Print the lines word for word, starting at the first line and ending at the line that contains "pin-icon — [79, 628, 91, 652]", with both of those lines included.

Portion of a data file
════

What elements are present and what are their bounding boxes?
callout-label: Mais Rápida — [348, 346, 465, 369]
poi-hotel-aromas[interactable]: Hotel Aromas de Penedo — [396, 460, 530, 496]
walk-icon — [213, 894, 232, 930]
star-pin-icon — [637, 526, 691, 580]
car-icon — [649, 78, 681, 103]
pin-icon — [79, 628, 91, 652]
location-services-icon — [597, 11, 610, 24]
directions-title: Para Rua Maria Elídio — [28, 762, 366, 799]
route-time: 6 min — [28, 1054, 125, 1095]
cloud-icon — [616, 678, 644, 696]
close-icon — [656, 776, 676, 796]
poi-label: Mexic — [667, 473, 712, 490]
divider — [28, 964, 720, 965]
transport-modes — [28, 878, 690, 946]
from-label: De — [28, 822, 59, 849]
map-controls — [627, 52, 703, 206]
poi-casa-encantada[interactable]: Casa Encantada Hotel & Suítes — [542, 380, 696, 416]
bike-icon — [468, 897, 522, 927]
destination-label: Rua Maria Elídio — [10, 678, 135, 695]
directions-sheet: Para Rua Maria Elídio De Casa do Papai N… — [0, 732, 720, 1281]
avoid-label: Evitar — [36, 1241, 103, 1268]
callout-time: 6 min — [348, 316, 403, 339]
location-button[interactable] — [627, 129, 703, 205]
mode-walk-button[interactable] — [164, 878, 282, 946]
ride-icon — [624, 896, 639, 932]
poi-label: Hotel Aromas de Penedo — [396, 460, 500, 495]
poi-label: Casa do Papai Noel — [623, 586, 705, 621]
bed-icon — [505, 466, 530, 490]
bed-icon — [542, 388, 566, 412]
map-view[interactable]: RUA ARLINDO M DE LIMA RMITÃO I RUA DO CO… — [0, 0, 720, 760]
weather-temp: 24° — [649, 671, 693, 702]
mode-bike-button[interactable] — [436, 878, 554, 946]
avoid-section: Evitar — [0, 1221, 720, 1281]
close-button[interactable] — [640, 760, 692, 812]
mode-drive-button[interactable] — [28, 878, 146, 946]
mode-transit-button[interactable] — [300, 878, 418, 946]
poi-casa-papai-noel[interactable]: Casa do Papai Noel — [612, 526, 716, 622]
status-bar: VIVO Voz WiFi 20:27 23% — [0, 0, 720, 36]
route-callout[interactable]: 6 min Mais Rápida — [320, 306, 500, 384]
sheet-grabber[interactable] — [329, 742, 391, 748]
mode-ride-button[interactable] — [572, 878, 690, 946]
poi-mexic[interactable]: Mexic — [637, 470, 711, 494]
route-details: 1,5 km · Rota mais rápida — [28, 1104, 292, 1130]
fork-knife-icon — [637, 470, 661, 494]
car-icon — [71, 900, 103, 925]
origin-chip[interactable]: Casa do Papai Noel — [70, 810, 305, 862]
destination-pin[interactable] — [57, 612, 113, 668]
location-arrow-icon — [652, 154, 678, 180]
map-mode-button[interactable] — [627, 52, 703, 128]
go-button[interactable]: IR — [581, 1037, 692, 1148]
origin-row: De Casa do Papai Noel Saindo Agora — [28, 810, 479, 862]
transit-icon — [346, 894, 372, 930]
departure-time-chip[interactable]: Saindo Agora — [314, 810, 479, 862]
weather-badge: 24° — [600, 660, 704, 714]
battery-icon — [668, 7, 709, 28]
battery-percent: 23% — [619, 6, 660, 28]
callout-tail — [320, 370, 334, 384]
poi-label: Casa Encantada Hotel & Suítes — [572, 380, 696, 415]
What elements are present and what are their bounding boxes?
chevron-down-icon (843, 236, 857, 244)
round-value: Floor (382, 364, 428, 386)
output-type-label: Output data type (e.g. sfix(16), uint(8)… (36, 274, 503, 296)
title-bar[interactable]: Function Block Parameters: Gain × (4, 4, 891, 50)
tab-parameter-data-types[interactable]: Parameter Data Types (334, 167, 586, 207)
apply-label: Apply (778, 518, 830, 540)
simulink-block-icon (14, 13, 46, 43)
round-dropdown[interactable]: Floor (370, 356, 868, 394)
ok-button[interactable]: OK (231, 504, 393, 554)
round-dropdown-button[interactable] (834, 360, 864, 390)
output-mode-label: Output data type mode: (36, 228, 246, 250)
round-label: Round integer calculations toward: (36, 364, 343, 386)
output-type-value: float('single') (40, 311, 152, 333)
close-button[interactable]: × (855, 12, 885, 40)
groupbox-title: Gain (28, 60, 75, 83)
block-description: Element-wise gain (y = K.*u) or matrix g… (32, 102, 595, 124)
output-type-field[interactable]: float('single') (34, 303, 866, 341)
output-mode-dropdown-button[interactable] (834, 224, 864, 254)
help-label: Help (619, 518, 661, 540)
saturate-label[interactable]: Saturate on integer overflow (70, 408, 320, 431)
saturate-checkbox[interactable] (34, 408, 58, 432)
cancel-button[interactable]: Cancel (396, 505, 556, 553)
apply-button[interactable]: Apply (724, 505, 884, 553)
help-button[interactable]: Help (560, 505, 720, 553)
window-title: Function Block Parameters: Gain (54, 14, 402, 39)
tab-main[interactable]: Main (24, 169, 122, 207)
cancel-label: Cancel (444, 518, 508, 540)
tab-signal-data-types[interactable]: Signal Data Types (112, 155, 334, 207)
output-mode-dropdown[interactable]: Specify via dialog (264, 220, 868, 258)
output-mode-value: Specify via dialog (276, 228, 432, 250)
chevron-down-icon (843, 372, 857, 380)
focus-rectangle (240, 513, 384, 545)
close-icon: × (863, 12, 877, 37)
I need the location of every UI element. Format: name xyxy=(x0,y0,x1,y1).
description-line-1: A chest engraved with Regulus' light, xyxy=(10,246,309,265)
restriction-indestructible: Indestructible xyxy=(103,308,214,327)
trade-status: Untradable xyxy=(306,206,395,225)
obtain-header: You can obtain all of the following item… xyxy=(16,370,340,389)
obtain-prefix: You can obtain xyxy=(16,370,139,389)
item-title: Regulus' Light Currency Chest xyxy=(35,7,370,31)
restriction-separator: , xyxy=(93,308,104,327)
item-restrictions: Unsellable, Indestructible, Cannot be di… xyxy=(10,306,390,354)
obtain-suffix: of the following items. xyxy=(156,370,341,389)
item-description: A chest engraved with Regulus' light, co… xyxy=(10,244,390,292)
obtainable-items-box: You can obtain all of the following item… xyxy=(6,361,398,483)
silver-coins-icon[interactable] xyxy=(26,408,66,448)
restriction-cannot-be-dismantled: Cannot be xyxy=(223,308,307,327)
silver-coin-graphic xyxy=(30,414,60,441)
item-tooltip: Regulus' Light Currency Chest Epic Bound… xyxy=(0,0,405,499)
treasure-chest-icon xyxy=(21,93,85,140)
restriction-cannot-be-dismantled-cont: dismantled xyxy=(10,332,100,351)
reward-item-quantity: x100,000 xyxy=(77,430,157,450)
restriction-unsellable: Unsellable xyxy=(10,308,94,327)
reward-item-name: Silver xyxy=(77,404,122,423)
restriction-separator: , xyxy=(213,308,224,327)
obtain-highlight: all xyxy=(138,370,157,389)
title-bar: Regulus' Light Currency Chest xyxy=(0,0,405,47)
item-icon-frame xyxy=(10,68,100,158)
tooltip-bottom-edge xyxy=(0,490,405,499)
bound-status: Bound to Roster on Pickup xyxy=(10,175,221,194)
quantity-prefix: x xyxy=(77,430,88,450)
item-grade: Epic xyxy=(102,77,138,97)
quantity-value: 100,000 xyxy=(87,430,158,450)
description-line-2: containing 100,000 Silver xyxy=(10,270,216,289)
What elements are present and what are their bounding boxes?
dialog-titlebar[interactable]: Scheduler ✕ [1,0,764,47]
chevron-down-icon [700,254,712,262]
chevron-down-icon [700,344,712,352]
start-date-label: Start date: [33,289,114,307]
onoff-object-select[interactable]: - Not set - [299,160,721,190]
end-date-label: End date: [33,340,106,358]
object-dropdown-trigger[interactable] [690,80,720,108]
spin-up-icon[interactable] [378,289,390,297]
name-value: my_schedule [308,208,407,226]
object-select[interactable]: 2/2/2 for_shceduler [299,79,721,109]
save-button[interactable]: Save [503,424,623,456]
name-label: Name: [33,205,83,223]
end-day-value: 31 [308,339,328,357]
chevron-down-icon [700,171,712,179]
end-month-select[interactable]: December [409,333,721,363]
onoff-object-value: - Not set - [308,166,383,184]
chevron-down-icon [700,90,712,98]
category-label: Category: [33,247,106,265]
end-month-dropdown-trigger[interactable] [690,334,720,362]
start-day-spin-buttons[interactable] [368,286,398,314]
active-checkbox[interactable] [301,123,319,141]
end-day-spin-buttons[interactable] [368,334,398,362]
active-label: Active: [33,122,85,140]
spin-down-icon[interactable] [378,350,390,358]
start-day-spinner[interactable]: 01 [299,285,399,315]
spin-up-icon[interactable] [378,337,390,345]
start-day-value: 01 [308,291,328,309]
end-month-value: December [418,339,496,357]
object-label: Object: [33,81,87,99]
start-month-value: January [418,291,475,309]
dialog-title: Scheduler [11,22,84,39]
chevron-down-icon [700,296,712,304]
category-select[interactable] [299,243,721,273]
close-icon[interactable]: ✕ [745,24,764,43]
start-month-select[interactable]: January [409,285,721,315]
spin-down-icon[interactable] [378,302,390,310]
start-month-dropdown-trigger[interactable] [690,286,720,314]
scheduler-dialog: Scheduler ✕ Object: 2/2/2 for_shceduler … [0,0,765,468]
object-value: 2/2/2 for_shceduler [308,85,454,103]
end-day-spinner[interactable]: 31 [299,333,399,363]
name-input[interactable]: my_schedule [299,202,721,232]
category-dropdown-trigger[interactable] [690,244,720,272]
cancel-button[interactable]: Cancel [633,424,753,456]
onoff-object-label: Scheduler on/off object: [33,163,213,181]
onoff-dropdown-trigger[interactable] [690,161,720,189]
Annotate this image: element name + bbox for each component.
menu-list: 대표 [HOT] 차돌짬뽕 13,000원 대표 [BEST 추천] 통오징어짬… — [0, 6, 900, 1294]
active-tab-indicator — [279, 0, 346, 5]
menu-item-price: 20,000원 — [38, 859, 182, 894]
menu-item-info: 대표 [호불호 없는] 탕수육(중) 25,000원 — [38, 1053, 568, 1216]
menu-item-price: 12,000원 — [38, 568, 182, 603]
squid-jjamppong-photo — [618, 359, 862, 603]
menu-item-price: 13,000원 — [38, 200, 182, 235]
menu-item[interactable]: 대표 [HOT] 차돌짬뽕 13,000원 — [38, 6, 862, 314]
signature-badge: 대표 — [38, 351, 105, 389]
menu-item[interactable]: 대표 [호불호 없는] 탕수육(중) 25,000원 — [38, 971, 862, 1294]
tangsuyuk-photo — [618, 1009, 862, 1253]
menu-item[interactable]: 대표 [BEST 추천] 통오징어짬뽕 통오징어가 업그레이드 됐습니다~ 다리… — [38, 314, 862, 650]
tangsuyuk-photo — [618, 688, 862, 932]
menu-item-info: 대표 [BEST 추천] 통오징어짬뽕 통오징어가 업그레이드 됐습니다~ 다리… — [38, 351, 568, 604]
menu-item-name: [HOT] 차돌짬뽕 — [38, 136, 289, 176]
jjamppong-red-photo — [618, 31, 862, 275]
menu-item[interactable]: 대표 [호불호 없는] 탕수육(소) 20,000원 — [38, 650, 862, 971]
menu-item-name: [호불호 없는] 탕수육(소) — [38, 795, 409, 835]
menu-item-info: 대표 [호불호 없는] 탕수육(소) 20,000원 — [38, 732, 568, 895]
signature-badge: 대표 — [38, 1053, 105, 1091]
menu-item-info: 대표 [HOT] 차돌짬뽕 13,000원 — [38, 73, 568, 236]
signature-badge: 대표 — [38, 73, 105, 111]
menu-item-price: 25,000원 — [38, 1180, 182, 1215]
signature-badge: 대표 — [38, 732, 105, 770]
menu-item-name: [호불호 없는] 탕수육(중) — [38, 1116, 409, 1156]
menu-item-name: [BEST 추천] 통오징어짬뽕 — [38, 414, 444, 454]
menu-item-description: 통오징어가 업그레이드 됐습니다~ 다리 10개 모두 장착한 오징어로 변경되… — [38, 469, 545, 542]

════

→ **Full output**
What elements are present and what are their bounding boxes?
callout-label: Mais Rápida — [348, 346, 465, 369]
poi-hotel-aromas[interactable]: Hotel Aromas de Penedo — [396, 460, 530, 496]
walk-icon — [213, 894, 232, 930]
star-pin-icon — [637, 526, 691, 580]
car-icon — [649, 78, 681, 103]
pin-icon — [79, 628, 91, 652]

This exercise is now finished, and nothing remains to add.